### [Directions]
Leave the pictures out, and retype all of the material exactly as written.

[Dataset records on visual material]
- - - -

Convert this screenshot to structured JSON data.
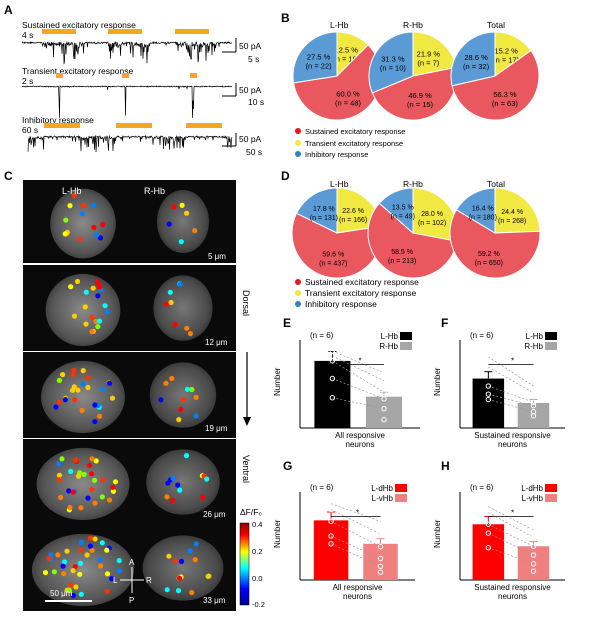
{
  "panel_labels": {
    "a": "A",
    "b": "B",
    "c": "C",
    "d": "D",
    "e": "E",
    "f": "F",
    "g": "G",
    "h": "H"
  },
  "colors": {
    "sustained": "#e8585e",
    "transient": "#f2e842",
    "inhibitory": "#5b9bd5",
    "lhb": "#000000",
    "rhb": "#a6a6a6",
    "ldhb": "#ff0000",
    "lvhb": "#f08080"
  },
  "panel_a": {
    "traces": [
      {
        "title": "Sustained excitatory response",
        "stim_label": "4 s",
        "scale_y": "50 pA",
        "scale_x": "5 s"
      },
      {
        "title": "Transient excitatory response",
        "stim_label": "2 s",
        "scale_y": "50 pA",
        "scale_x": "10 s"
      },
      {
        "title": "Inhibitory response",
        "stim_label": "60 s",
        "scale_y": "50 pA",
        "scale_x": "50 s"
      }
    ]
  },
  "panel_b": {
    "titles": [
      "L-Hb",
      "R-Hb",
      "Total"
    ],
    "pies": [
      {
        "slices": [
          {
            "label": "60.0 %",
            "n": "(n = 48)",
            "value": 60.0
          },
          {
            "label": "12.5 %",
            "n": "(n = 10)",
            "value": 12.5
          },
          {
            "label": "27.5 %",
            "n": "(n = 22)",
            "value": 27.5
          }
        ]
      },
      {
        "slices": [
          {
            "label": "46.9 %",
            "n": "(n = 15)",
            "value": 46.9
          },
          {
            "label": "21.9 %",
            "n": "(n = 7)",
            "value": 21.9
          },
          {
            "label": "31.3 %",
            "n": "(n = 10)",
            "value": 31.3
          }
        ]
      },
      {
        "slices": [
          {
            "label": "56.3 %",
            "n": "(n = 63)",
            "value": 56.3
          },
          {
            "label": "15.2 %",
            "n": "(n = 17)",
            "value": 15.2
          },
          {
            "label": "28.6 %",
            "n": "(n = 32)",
            "value": 28.6
          }
        ]
      }
    ],
    "legend": [
      "Sustained excitatory response",
      "Transient excitatory response",
      "Inhibitory response"
    ]
  },
  "panel_c": {
    "labels": {
      "lhb": "L-Hb",
      "rhb": "R-Hb",
      "dorsal": "Dorsal",
      "ventral": "Ventral",
      "scalebar": "50 μm",
      "colorbar_title": "ΔF/F₀",
      "axis_a": "A",
      "axis_p": "P",
      "axis_l": "L",
      "axis_r": "R"
    },
    "depths": [
      "5 μm",
      "12 μm",
      "19 μm",
      "26 μm",
      "33 μm"
    ],
    "colorbar_ticks": [
      "0.4",
      "0.2",
      "0.0",
      "-0.2"
    ]
  },
  "panel_d": {
    "titles": [
      "L-Hb",
      "R-Hb",
      "Total"
    ],
    "pies": [
      {
        "slices": [
          {
            "label": "59.6 %",
            "n": "(n = 437)",
            "value": 59.6
          },
          {
            "label": "22.6 %",
            "n": "(n = 166)",
            "value": 22.6
          },
          {
            "label": "17.8 %",
            "n": "(n = 131)",
            "value": 17.8
          }
        ]
      },
      {
        "slices": [
          {
            "label": "58.5 %",
            "n": "(n = 213)",
            "value": 58.5
          },
          {
            "label": "28.0 %",
            "n": "(n = 102)",
            "value": 28.0
          },
          {
            "label": "13.5 %",
            "n": "(n = 49)",
            "value": 13.5
          }
        ]
      },
      {
        "slices": [
          {
            "label": "59.2 %",
            "n": "(n = 650)",
            "value": 59.2
          },
          {
            "label": "24.4 %",
            "n": "(n = 268)",
            "value": 24.4
          },
          {
            "label": "16.4 %",
            "n": "(n = 180)",
            "value": 16.4
          }
        ]
      }
    ],
    "legend": [
      "Sustained excitatory response",
      "Transient excitatory response",
      "Inhibitory response"
    ]
  },
  "chart_data": [
    {
      "type": "bar",
      "panel": "E",
      "categories": [
        "L-Hb",
        "R-Hb"
      ],
      "values": [
        122,
        57
      ],
      "ylabel": "Number",
      "xlabel": "All responsive neurons",
      "n_label": "(n = 6)",
      "significance": "*",
      "points": [
        [
          140,
          131,
          122,
          90,
          55
        ],
        [
          100,
          86,
          65,
          53,
          35,
          15
        ]
      ],
      "ylim": [
        0,
        160
      ]
    },
    {
      "type": "bar",
      "panel": "F",
      "categories": [
        "L-Hb",
        "R-Hb"
      ],
      "values": [
        73,
        37
      ],
      "ylabel": "Number",
      "xlabel": "Sustained responsive neurons",
      "n_label": "(n = 6)",
      "significance": "*",
      "points": [
        [
          105,
          90,
          62,
          50,
          42
        ],
        [
          62,
          52,
          38,
          33,
          24,
          18
        ]
      ],
      "ylim": [
        0,
        130
      ]
    },
    {
      "type": "bar",
      "panel": "G",
      "categories": [
        "L-dHb",
        "L-vHb"
      ],
      "values": [
        61,
        37
      ],
      "ylabel": "Number",
      "xlabel": "All responsive neurons",
      "n_label": "(n = 6)",
      "significance": "*",
      "points": [
        [
          78,
          72,
          60,
          45,
          37
        ],
        [
          60,
          47,
          34,
          22,
          14,
          8
        ]
      ],
      "ylim": [
        0,
        90
      ]
    },
    {
      "type": "bar",
      "panel": "H",
      "categories": [
        "L-dHb",
        "L-vHb"
      ],
      "values": [
        38,
        23
      ],
      "ylabel": "Number",
      "xlabel": "Sustained responsive neurons",
      "n_label": "(n = 6)",
      "significance": "*",
      "points": [
        [
          50,
          46,
          38,
          32,
          22
        ],
        [
          34,
          29,
          23,
          17,
          11,
          6
        ]
      ],
      "ylim": [
        0,
        60
      ]
    }
  ]
}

- - - -

### [Written solution]
Convert this screenshot to structured JSON data.
{
  "panel_labels": {
    "a": "A",
    "b": "B",
    "c": "C",
    "d": "D",
    "e": "E",
    "f": "F",
    "g": "G",
    "h": "H"
  },
  "colors": {
    "sustained": "#e8585e",
    "transient": "#f2e842",
    "inhibitory": "#5b9bd5",
    "lhb": "#000000",
    "rhb": "#a6a6a6",
    "ldhb": "#ff0000",
    "lvhb": "#f08080"
  },
  "panel_a": {
    "traces": [
      {
        "title": "Sustained excitatory response",
        "stim_label": "4 s",
        "scale_y": "50 pA",
        "scale_x": "5 s"
      },
      {
        "title": "Transient excitatory response",
        "stim_label": "2 s",
        "scale_y": "50 pA",
        "scale_x": "10 s"
      },
      {
        "title": "Inhibitory response",
        "stim_label": "60 s",
        "scale_y": "50 pA",
        "scale_x": "50 s"
      }
    ]
  },
  "panel_b": {
    "titles": [
      "L-Hb",
      "R-Hb",
      "Total"
    ],
    "pies": [
      {
        "slices": [
          {
            "label": "60.0 %",
            "n": "(n = 48)",
            "value": 60.0
          },
          {
            "label": "12.5 %",
            "n": "(n = 10)",
            "value": 12.5
          },
          {
            "label": "27.5 %",
            "n": "(n = 22)",
            "value": 27.5
          }
        ]
      },
      {
        "slices": [
          {
            "label": "46.9 %",
            "n": "(n = 15)",
            "value": 46.9
          },
          {
            "label": "21.9 %",
            "n": "(n = 7)",
            "value": 21.9
          },
          {
            "label": "31.3 %",
            "n": "(n = 10)",
            "value": 31.3
          }
        ]
      },
      {
        "slices": [
          {
            "label": "56.3 %",
            "n": "(n = 63)",
            "value": 56.3
          },
          {
            "label": "15.2 %",
            "n": "(n = 17)",
            "value": 15.2
          },
          {
            "label": "28.6 %",
            "n": "(n = 32)",
            "value": 28.6
          }
        ]
      }
    ],
    "legend": [
      "Sustained excitatory response",
      "Transient excitatory response",
      "Inhibitory response"
    ]
  },
  "panel_c": {
    "labels": {
      "lhb": "L-Hb",
      "rhb": "R-Hb",
      "dorsal": "Dorsal",
      "ventral": "Ventral",
      "scalebar": "50 μm",
      "colorbar_title": "ΔF/F₀",
      "axis_a": "A",
      "axis_p": "P",
      "axis_l": "L",
      "axis_r": "R"
    },
    "depths": [
      "5 μm",
      "12 μm",
      "19 μm",
      "26 μm",
      "33 μm"
    ],
    "colorbar_ticks": [
      "0.4",
      "0.2",
      "0.0",
      "-0.2"
    ]
  },
  "panel_d": {
    "titles": [
      "L-Hb",
      "R-Hb",
      "Total"
    ],
    "pies": [
      {
        "slices": [
          {
            "label": "59.6 %",
            "n": "(n = 437)",
            "value": 59.6
          },
          {
            "label": "22.6 %",
            "n": "(n = 166)",
            "value": 22.6
          },
          {
            "label": "17.8 %",
            "n": "(n = 131)",
            "value": 17.8
          }
        ]
      },
      {
        "slices": [
          {
            "label": "58.5 %",
            "n": "(n = 213)",
            "value": 58.5
          },
          {
            "label": "28.0 %",
            "n": "(n = 102)",
            "value": 28.0
          },
          {
            "label": "13.5 %",
            "n": "(n = 49)",
            "value": 13.5
          }
        ]
      },
      {
        "slices": [
          {
            "label": "59.2 %",
            "n": "(n = 650)",
            "value": 59.2
          },
          {
            "label": "24.4 %",
            "n": "(n = 268)",
            "value": 24.4
          },
          {
            "label": "16.4 %",
            "n": "(n = 180)",
            "value": 16.4
          }
        ]
      }
    ],
    "legend": [
      "Sustained excitatory response",
      "Transient excitatory response",
      "Inhibitory response"
    ]
  },
  "chart_data": [
    {
      "type": "bar",
      "panel": "E",
      "categories": [
        "L-Hb",
        "R-Hb"
      ],
      "values": [
        122,
        57
      ],
      "ylabel": "Number",
      "xlabel": "All responsive neurons",
      "n_label": "(n = 6)",
      "significance": "*",
      "points": [
        [
          140,
          131,
          122,
          90,
          55
        ],
        [
          100,
          86,
          65,
          53,
          35,
          15
        ]
      ],
      "ylim": [
        0,
        160
      ]
    },
    {
      "type": "bar",
      "panel": "F",
      "categories": [
        "L-Hb",
        "R-Hb"
      ],
      "values": [
        73,
        37
      ],
      "ylabel": "Number",
      "xlabel": "Sustained responsive neurons",
      "n_label": "(n = 6)",
      "significance": "*",
      "points": [
        [
          105,
          90,
          62,
          50,
          42
        ],
        [
          62,
          52,
          38,
          33,
          24,
          18
        ]
      ],
      "ylim": [
        0,
        130
      ]
    },
    {
      "type": "bar",
      "panel": "G",
      "categories": [
        "L-dHb",
        "L-vHb"
      ],
      "values": [
        61,
        37
      ],
      "ylabel": "Number",
      "xlabel": "All responsive neurons",
      "n_label": "(n = 6)",
      "significance": "*",
      "points": [
        [
          78,
          72,
          60,
          45,
          37
        ],
        [
          60,
          47,
          34,
          22,
          14,
          8
        ]
      ],
      "ylim": [
        0,
        90
      ]
    },
    {
      "type": "bar",
      "panel": "H",
      "categories": [
        "L-dHb",
        "L-vHb"
      ],
      "values": [
        38,
        23
      ],
      "ylabel": "Number",
      "xlabel": "Sustained responsive neurons",
      "n_label": "(n = 6)",
      "significance": "*",
      "points": [
        [
          50,
          46,
          38,
          32,
          22
        ],
        [
          34,
          29,
          23,
          17,
          11,
          6
        ]
      ],
      "ylim": [
        0,
        60
      ]
    }
  ]
}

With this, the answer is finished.